GOAL
Please list all lines of the material below in which the string "plain" occurs.

┌─ SUPPLIED MATERIAL

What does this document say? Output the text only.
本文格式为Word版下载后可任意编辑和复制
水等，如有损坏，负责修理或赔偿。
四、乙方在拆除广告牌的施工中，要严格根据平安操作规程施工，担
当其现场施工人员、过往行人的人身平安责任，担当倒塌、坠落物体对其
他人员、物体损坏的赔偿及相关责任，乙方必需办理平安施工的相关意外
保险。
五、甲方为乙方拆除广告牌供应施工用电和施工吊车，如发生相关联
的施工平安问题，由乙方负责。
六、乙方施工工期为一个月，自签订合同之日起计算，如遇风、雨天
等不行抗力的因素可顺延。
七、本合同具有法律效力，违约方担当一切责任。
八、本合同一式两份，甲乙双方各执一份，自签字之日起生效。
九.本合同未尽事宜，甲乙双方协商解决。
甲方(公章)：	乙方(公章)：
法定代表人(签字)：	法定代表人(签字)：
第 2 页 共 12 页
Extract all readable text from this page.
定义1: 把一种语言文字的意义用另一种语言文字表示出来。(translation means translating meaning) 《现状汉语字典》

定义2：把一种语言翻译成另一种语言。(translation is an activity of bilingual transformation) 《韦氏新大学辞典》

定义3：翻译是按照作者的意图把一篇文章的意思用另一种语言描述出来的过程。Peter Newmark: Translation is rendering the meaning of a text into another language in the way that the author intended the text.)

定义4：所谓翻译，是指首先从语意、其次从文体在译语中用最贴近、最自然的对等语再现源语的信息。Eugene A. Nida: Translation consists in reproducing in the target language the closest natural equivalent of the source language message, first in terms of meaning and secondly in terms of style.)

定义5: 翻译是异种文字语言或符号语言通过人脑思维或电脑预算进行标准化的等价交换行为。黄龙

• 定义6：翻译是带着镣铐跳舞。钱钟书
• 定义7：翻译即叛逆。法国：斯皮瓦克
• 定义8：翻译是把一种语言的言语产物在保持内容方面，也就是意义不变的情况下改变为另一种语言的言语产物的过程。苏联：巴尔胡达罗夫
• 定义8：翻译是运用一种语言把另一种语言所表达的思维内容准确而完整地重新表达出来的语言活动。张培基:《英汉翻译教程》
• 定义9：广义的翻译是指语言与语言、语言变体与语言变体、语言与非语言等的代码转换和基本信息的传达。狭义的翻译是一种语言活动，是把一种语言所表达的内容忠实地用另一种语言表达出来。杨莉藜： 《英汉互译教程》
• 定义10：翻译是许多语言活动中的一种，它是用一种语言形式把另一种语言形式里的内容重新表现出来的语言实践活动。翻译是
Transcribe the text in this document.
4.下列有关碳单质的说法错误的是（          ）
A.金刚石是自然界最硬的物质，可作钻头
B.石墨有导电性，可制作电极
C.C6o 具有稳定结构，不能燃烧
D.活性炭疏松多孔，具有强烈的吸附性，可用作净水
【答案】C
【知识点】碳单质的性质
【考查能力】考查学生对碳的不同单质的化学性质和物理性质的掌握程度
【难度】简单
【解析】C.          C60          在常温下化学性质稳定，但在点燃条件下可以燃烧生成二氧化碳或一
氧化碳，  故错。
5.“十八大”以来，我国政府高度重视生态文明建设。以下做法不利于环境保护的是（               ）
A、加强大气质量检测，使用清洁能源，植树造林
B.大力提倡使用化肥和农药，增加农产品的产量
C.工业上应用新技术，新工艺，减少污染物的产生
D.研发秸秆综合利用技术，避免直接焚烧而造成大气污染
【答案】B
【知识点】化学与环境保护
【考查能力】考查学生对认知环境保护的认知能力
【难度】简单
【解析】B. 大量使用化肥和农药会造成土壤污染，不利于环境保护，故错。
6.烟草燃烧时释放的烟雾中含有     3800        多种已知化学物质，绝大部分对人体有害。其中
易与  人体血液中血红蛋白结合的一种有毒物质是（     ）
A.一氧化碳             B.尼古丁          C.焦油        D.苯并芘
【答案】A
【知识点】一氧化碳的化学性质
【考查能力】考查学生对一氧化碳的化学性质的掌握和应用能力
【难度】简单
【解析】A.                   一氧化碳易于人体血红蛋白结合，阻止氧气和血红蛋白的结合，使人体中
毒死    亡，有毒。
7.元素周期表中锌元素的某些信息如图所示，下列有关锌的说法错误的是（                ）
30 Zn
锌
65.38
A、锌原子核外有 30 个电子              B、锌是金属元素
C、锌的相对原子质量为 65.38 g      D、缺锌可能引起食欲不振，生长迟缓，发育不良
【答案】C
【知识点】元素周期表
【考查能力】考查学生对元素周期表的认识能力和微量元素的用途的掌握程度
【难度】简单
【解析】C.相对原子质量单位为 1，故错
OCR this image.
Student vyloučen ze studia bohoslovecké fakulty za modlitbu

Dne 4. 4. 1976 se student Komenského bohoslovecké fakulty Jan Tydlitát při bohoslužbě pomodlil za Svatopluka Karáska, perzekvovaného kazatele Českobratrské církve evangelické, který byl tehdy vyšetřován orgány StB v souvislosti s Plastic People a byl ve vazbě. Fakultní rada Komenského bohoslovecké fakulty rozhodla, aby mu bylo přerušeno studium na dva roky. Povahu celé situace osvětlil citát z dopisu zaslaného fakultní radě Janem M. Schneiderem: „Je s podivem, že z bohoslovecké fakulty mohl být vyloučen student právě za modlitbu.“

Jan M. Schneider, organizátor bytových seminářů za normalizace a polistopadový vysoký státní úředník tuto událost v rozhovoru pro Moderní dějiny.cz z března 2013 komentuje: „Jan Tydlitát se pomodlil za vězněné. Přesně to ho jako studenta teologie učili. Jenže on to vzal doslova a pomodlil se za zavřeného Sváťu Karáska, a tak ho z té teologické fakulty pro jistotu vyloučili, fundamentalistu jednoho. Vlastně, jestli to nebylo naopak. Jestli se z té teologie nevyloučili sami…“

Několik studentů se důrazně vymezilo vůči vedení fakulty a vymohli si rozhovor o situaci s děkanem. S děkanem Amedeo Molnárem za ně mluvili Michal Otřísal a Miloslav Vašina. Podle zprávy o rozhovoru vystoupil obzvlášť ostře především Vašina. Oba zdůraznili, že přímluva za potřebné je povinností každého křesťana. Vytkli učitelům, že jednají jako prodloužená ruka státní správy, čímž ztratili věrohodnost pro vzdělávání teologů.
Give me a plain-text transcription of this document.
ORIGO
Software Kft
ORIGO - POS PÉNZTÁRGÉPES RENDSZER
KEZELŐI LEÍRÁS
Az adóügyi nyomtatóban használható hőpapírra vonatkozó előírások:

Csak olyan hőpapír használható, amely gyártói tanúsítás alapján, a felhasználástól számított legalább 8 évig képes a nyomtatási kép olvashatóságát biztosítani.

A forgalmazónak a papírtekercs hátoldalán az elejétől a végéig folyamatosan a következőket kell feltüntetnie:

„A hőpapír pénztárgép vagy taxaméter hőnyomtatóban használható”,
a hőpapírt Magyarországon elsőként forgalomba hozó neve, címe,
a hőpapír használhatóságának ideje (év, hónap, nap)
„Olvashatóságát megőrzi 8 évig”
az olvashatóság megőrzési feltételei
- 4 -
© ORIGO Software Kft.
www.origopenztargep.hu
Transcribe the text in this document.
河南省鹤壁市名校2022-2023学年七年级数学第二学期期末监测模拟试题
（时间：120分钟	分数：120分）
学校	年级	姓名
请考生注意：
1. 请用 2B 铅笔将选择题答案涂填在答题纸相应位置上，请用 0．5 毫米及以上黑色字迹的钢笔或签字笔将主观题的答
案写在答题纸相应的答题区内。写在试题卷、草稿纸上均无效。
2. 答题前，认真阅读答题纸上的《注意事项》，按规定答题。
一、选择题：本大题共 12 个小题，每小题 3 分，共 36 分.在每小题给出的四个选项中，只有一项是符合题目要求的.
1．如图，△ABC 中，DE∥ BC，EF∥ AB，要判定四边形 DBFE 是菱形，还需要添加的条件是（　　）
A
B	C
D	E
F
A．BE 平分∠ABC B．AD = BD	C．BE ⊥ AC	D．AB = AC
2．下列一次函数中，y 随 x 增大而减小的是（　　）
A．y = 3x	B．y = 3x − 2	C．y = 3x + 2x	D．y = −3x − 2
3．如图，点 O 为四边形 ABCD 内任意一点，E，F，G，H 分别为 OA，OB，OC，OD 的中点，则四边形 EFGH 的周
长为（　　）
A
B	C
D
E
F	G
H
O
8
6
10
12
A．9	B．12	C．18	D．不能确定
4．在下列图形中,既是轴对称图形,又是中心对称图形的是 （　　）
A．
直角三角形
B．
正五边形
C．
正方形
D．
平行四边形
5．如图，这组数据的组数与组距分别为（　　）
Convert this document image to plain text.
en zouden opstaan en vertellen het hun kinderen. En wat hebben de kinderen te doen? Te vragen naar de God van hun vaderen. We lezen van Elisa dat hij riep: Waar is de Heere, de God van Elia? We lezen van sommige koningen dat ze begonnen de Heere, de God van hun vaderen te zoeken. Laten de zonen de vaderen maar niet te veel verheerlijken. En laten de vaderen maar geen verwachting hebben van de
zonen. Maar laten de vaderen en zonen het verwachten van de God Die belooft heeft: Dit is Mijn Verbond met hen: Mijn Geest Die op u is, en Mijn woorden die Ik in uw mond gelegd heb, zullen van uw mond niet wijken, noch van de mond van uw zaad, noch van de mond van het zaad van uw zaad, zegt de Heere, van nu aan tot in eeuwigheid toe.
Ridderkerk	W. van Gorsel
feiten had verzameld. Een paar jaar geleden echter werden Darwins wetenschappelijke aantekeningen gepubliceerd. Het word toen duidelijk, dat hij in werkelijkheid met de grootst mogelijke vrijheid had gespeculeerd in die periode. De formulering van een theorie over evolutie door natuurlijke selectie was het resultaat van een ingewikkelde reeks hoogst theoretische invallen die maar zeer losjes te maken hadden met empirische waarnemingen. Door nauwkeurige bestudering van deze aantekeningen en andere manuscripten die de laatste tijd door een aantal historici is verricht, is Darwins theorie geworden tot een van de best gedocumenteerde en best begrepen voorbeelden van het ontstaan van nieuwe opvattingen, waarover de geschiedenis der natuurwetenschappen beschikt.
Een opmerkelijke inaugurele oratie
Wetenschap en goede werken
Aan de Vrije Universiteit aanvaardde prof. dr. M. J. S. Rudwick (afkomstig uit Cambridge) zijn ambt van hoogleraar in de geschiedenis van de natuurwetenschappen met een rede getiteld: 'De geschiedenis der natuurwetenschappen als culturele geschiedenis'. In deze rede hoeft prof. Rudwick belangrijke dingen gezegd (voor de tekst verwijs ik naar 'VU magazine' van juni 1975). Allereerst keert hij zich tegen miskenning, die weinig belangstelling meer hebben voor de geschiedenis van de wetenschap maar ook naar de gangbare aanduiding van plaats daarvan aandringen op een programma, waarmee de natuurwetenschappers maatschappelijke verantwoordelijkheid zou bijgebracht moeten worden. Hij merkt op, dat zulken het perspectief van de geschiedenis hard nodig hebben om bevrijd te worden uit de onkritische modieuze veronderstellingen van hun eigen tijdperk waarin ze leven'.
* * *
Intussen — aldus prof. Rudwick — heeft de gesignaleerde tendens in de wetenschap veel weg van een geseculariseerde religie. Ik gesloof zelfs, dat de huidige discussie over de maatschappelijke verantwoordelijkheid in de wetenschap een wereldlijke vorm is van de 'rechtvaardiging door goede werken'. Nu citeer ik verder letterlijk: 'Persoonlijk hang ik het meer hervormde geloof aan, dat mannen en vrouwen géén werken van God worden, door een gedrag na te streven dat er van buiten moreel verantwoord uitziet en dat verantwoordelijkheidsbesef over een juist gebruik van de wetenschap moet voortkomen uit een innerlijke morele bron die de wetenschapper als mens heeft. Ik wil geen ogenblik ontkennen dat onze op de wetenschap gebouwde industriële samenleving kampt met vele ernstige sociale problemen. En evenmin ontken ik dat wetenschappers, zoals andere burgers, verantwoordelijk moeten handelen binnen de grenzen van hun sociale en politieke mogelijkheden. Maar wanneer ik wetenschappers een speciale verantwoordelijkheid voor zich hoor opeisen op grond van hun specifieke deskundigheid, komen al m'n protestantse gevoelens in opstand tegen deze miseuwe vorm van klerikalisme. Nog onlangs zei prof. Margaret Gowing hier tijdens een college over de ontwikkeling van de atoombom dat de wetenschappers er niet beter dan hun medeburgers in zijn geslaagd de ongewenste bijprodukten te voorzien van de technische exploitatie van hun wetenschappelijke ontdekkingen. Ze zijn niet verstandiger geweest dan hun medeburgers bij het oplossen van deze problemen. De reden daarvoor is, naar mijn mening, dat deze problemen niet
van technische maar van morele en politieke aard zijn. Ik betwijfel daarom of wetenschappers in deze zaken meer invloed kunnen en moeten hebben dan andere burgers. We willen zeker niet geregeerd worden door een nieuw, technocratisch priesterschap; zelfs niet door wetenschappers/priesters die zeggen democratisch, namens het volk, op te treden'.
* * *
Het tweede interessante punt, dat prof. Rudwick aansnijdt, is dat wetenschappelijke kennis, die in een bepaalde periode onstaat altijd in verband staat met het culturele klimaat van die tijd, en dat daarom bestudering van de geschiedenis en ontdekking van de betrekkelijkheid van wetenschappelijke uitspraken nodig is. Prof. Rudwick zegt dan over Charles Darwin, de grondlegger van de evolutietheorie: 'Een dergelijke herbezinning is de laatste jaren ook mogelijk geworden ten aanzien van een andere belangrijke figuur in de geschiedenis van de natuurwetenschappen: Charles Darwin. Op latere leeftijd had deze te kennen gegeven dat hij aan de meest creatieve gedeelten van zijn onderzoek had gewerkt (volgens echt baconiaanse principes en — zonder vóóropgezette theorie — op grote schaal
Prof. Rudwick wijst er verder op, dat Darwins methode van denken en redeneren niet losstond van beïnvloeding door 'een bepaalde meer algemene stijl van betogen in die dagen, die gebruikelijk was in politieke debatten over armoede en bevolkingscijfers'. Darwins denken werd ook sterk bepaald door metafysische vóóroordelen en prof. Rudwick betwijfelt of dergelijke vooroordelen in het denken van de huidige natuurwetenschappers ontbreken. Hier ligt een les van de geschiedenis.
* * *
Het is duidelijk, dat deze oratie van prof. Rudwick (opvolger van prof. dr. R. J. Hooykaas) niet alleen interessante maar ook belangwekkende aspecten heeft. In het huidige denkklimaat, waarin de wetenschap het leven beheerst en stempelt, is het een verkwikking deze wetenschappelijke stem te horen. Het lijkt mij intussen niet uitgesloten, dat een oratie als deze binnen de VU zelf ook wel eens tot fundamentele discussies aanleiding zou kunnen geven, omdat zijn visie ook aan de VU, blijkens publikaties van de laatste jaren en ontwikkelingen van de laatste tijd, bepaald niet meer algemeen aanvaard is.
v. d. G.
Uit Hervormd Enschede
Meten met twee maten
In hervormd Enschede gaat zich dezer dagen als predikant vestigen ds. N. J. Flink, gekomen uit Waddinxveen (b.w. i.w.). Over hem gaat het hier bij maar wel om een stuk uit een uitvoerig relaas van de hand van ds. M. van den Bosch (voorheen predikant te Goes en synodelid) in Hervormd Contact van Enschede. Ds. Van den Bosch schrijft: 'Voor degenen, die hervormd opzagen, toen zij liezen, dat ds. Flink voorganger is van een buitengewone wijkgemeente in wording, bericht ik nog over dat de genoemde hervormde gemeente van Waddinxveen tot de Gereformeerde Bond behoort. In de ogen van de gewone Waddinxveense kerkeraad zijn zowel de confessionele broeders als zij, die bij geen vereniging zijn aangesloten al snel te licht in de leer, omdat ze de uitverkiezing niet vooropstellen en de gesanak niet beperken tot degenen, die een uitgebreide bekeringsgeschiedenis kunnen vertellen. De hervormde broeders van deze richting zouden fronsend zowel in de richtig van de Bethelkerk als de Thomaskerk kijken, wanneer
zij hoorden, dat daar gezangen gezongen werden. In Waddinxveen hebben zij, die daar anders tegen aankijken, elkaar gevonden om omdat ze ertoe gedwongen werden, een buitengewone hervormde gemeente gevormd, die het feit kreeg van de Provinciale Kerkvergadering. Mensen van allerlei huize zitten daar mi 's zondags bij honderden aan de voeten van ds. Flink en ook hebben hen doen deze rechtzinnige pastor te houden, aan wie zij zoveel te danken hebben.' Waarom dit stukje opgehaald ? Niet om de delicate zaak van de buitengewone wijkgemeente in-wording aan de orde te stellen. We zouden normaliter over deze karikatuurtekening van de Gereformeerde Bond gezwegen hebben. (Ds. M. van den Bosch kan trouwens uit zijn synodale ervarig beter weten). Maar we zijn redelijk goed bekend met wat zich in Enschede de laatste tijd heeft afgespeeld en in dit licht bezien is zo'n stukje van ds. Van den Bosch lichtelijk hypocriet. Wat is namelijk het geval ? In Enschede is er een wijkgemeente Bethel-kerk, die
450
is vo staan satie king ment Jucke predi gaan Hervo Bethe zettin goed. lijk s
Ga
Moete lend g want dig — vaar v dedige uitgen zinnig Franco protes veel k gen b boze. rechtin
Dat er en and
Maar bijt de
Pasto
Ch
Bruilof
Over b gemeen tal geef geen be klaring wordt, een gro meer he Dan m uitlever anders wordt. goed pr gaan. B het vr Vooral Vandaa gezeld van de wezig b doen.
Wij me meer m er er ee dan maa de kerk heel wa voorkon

└─

OUTPUT BELOW
Give me a plain-text transcription of this document.
Convert this document image to plain text.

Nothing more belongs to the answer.